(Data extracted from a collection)
▬▬▬
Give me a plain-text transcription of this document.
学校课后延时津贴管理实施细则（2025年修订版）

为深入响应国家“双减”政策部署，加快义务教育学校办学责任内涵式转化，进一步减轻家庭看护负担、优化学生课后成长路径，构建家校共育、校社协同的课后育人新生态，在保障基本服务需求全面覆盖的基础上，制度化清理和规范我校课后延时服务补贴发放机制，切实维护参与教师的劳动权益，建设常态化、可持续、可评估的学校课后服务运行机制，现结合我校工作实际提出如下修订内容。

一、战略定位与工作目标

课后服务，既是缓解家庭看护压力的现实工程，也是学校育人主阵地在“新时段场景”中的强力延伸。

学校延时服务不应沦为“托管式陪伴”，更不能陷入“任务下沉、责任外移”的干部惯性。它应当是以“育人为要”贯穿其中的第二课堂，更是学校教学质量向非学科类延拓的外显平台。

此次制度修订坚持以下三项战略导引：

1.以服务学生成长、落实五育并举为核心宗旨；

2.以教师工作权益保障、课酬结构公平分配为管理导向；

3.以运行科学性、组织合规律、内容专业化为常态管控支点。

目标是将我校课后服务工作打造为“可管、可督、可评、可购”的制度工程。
▬▬▬
The entries above must be returned exactly.

Give me a plain-text transcription of this document.
学校课后延时津贴管理实施细则（2025年修订版）

为深入响应国家“双减”政策部署，加快义务教育学校办学责任内涵式转化，进一步减轻家庭看护负担、优化学生课后成长路径，构建家校共育、校社协同的课后育人新生态，在保障基本服务需求全面覆盖的基础上，制度化清理和规范我校课后延时服务补贴发放机制，切实维护参与教师的劳动权益，建设常态化、可持续、可评估的学校课后服务运行机制，现结合我校工作实际提出如下修订内容。

一、战略定位与工作目标

课后服务，既是缓解家庭看护压力的现实工程，也是学校育人主阵地在“新时段场景”中的强力延伸。

学校延时服务不应沦为“托管式陪伴”，更不能陷入“任务下沉、责任外移”的干部惯性。它应当是以“育人为要”贯穿其中的第二课堂，更是学校教学质量向非学科类延拓的外显平台。

此次制度修订坚持以下三项战略导引：

1.以服务学生成长、落实五育并举为核心宗旨；

2.以教师工作权益保障、课酬结构公平分配为管理导向；

3.以运行科学性、组织合规律、内容专业化为常态管控支点。

目标是将我校课后服务工作打造为“可管、可督、可评、可购”的制度工程。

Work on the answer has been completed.